- [Data supplied]:
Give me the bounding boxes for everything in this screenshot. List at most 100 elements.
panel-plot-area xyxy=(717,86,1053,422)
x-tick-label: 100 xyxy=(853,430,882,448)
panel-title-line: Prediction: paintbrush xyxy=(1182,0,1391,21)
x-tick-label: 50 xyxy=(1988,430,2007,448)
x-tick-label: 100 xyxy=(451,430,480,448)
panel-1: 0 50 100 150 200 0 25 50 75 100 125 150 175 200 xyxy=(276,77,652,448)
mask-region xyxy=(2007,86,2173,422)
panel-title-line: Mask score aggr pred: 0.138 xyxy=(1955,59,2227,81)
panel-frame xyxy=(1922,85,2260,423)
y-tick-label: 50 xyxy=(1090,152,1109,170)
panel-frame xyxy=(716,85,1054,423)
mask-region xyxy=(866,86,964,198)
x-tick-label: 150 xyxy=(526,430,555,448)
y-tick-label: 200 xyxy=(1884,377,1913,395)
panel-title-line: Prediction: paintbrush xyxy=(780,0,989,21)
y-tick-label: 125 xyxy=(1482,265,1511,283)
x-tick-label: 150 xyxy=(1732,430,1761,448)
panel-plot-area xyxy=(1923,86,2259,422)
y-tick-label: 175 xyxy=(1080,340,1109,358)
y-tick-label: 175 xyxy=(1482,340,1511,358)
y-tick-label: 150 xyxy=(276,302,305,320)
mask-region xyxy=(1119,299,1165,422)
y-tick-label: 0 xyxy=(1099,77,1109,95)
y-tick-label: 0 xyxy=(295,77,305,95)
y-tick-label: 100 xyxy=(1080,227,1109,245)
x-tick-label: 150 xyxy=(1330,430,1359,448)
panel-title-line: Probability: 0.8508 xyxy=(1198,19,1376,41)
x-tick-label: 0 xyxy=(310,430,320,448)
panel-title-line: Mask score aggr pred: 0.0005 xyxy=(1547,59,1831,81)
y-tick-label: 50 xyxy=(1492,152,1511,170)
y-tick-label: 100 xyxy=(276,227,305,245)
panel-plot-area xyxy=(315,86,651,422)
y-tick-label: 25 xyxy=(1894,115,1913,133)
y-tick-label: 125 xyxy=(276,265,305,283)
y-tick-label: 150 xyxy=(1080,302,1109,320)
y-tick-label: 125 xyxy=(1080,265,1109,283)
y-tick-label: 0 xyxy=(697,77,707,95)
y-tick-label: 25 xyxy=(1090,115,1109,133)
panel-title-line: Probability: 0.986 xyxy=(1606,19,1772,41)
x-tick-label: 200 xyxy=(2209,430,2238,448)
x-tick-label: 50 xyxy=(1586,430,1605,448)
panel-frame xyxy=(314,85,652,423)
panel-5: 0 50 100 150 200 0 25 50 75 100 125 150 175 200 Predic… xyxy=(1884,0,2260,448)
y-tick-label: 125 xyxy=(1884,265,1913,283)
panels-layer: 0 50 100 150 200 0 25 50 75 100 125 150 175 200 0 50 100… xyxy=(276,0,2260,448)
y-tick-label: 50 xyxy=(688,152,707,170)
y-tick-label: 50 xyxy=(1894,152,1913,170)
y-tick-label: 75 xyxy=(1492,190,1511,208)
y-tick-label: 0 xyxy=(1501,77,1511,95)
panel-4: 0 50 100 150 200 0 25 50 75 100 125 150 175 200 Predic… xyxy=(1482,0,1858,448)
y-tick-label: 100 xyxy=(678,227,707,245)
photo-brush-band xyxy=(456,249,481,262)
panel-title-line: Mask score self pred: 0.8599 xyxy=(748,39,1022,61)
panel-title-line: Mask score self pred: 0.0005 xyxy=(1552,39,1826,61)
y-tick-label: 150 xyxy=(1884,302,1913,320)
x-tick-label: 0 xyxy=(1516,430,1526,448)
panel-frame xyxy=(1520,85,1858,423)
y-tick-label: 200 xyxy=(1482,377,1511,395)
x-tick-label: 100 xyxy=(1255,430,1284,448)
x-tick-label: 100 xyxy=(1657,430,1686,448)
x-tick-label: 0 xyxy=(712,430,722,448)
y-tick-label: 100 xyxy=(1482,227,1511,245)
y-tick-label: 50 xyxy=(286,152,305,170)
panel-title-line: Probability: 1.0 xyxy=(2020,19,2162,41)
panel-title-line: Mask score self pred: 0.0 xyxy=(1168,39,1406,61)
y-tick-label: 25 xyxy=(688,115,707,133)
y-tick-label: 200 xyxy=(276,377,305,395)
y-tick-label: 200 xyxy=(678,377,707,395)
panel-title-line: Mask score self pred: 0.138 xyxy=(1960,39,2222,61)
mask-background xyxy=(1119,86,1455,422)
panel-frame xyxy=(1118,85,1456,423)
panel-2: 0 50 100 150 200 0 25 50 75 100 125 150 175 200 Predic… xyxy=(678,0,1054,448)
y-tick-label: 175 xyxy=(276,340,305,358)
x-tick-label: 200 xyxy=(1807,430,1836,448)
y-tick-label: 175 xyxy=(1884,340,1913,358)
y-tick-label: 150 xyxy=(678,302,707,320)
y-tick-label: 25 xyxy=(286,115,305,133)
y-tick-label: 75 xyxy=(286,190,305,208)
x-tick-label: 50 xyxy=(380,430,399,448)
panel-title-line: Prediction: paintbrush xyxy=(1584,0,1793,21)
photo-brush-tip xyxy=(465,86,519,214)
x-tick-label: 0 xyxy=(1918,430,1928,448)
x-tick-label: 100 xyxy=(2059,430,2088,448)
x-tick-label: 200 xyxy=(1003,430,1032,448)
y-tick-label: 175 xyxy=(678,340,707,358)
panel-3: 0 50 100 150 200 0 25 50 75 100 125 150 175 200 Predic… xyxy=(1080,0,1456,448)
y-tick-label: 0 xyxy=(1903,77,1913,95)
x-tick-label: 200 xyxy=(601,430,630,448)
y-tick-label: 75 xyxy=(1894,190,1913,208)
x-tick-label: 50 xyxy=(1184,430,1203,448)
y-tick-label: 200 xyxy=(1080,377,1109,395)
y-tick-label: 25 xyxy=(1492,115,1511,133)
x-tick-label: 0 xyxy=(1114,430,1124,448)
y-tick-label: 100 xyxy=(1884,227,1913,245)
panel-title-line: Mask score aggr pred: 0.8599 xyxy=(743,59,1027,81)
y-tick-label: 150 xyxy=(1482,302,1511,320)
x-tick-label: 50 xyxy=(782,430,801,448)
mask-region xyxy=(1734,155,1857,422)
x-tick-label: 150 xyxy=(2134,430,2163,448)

- [What you should do]: Write out all of the items above again, word for word, without changing anything.

- [Correct answer]:
Give me the bounding boxes for everything in this screenshot. List at most 100 elements.
panel-plot-area xyxy=(717,86,1053,422)
x-tick-label: 100 xyxy=(853,430,882,448)
panel-title-line: Prediction: paintbrush xyxy=(1182,0,1391,21)
x-tick-label: 50 xyxy=(1988,430,2007,448)
x-tick-label: 100 xyxy=(451,430,480,448)
panel-1: 0 50 100 150 200 0 25 50 75 100 125 150 175 200 xyxy=(276,77,652,448)
mask-region xyxy=(2007,86,2173,422)
panel-title-line: Mask score aggr pred: 0.138 xyxy=(1955,59,2227,81)
panel-frame xyxy=(1922,85,2260,423)
y-tick-label: 50 xyxy=(1090,152,1109,170)
panel-frame xyxy=(716,85,1054,423)
mask-region xyxy=(866,86,964,198)
x-tick-label: 150 xyxy=(526,430,555,448)
y-tick-label: 200 xyxy=(1884,377,1913,395)
panel-title-line: Prediction: paintbrush xyxy=(780,0,989,21)
y-tick-label: 125 xyxy=(1482,265,1511,283)
x-tick-label: 150 xyxy=(1732,430,1761,448)
panel-plot-area xyxy=(1923,86,2259,422)
y-tick-label: 175 xyxy=(1080,340,1109,358)
y-tick-label: 175 xyxy=(1482,340,1511,358)
y-tick-label: 150 xyxy=(276,302,305,320)
mask-region xyxy=(1119,299,1165,422)
y-tick-label: 0 xyxy=(1099,77,1109,95)
y-tick-label: 0 xyxy=(295,77,305,95)
y-tick-label: 100 xyxy=(1080,227,1109,245)
x-tick-label: 150 xyxy=(1330,430,1359,448)
panel-title-line: Probability: 0.8508 xyxy=(1198,19,1376,41)
x-tick-label: 0 xyxy=(310,430,320,448)
panel-title-line: Mask score aggr pred: 0.0005 xyxy=(1547,59,1831,81)
y-tick-label: 50 xyxy=(1492,152,1511,170)
y-tick-label: 100 xyxy=(276,227,305,245)
panel-plot-area xyxy=(315,86,651,422)
y-tick-label: 25 xyxy=(1894,115,1913,133)
y-tick-label: 125 xyxy=(276,265,305,283)
y-tick-label: 150 xyxy=(1080,302,1109,320)
y-tick-label: 125 xyxy=(1080,265,1109,283)
y-tick-label: 0 xyxy=(697,77,707,95)
y-tick-label: 25 xyxy=(1090,115,1109,133)
panel-title-line: Probability: 0.986 xyxy=(1606,19,1772,41)
x-tick-label: 200 xyxy=(2209,430,2238,448)
x-tick-label: 50 xyxy=(1586,430,1605,448)
panel-frame xyxy=(314,85,652,423)
panel-5: 0 50 100 150 200 0 25 50 75 100 125 150 175 200 Predic… xyxy=(1884,0,2260,448)
y-tick-label: 125 xyxy=(1884,265,1913,283)
panels-layer: 0 50 100 150 200 0 25 50 75 100 125 150 175 200 0 50 100… xyxy=(276,0,2260,448)
y-tick-label: 50 xyxy=(688,152,707,170)
y-tick-label: 50 xyxy=(1894,152,1913,170)
y-tick-label: 75 xyxy=(1492,190,1511,208)
y-tick-label: 0 xyxy=(1501,77,1511,95)
panel-4: 0 50 100 150 200 0 25 50 75 100 125 150 175 200 Predic… xyxy=(1482,0,1858,448)
y-tick-label: 100 xyxy=(678,227,707,245)
photo-brush-band xyxy=(456,249,481,262)
panel-title-line: Mask score self pred: 0.8599 xyxy=(748,39,1022,61)
panel-title-line: Mask score self pred: 0.0005 xyxy=(1552,39,1826,61)
y-tick-label: 150 xyxy=(1884,302,1913,320)
x-tick-label: 0 xyxy=(1516,430,1526,448)
panel-frame xyxy=(1520,85,1858,423)
y-tick-label: 200 xyxy=(1482,377,1511,395)
x-tick-label: 100 xyxy=(1255,430,1284,448)
x-tick-label: 100 xyxy=(1657,430,1686,448)
x-tick-label: 0 xyxy=(712,430,722,448)
y-tick-label: 100 xyxy=(1482,227,1511,245)
y-tick-label: 50 xyxy=(286,152,305,170)
panel-title-line: Probability: 1.0 xyxy=(2020,19,2162,41)
panel-title-line: Mask score self pred: 0.0 xyxy=(1168,39,1406,61)
y-tick-label: 25 xyxy=(688,115,707,133)
y-tick-label: 200 xyxy=(276,377,305,395)
y-tick-label: 200 xyxy=(678,377,707,395)
panel-title-line: Mask score self pred: 0.138 xyxy=(1960,39,2222,61)
mask-background xyxy=(1119,86,1455,422)
panel-frame xyxy=(1118,85,1456,423)
panel-2: 0 50 100 150 200 0 25 50 75 100 125 150 175 200 Predic… xyxy=(678,0,1054,448)
y-tick-label: 175 xyxy=(276,340,305,358)
x-tick-label: 200 xyxy=(1807,430,1836,448)
y-tick-label: 175 xyxy=(1884,340,1913,358)
y-tick-label: 150 xyxy=(678,302,707,320)
y-tick-label: 25 xyxy=(286,115,305,133)
y-tick-label: 75 xyxy=(286,190,305,208)
x-tick-label: 50 xyxy=(380,430,399,448)
panel-title-line: Prediction: paintbrush xyxy=(1584,0,1793,21)
photo-brush-tip xyxy=(465,86,519,214)
x-tick-label: 0 xyxy=(1918,430,1928,448)
x-tick-label: 100 xyxy=(2059,430,2088,448)
x-tick-label: 200 xyxy=(1003,430,1032,448)
y-tick-label: 175 xyxy=(678,340,707,358)
panel-3: 0 50 100 150 200 0 25 50 75 100 125 150 175 200 Predic… xyxy=(1080,0,1456,448)
y-tick-label: 0 xyxy=(1903,77,1913,95)
x-tick-label: 200 xyxy=(601,430,630,448)
y-tick-label: 75 xyxy=(1894,190,1913,208)
x-tick-label: 50 xyxy=(1184,430,1203,448)
y-tick-label: 200 xyxy=(1080,377,1109,395)
y-tick-label: 25 xyxy=(1492,115,1511,133)
x-tick-label: 0 xyxy=(1114,430,1124,448)
y-tick-label: 100 xyxy=(1884,227,1913,245)
panel-title-line: Mask score aggr pred: 0.8599 xyxy=(743,59,1027,81)
y-tick-label: 150 xyxy=(1482,302,1511,320)
x-tick-label: 50 xyxy=(782,430,801,448)
mask-region xyxy=(1734,155,1857,422)
x-tick-label: 150 xyxy=(2134,430,2163,448)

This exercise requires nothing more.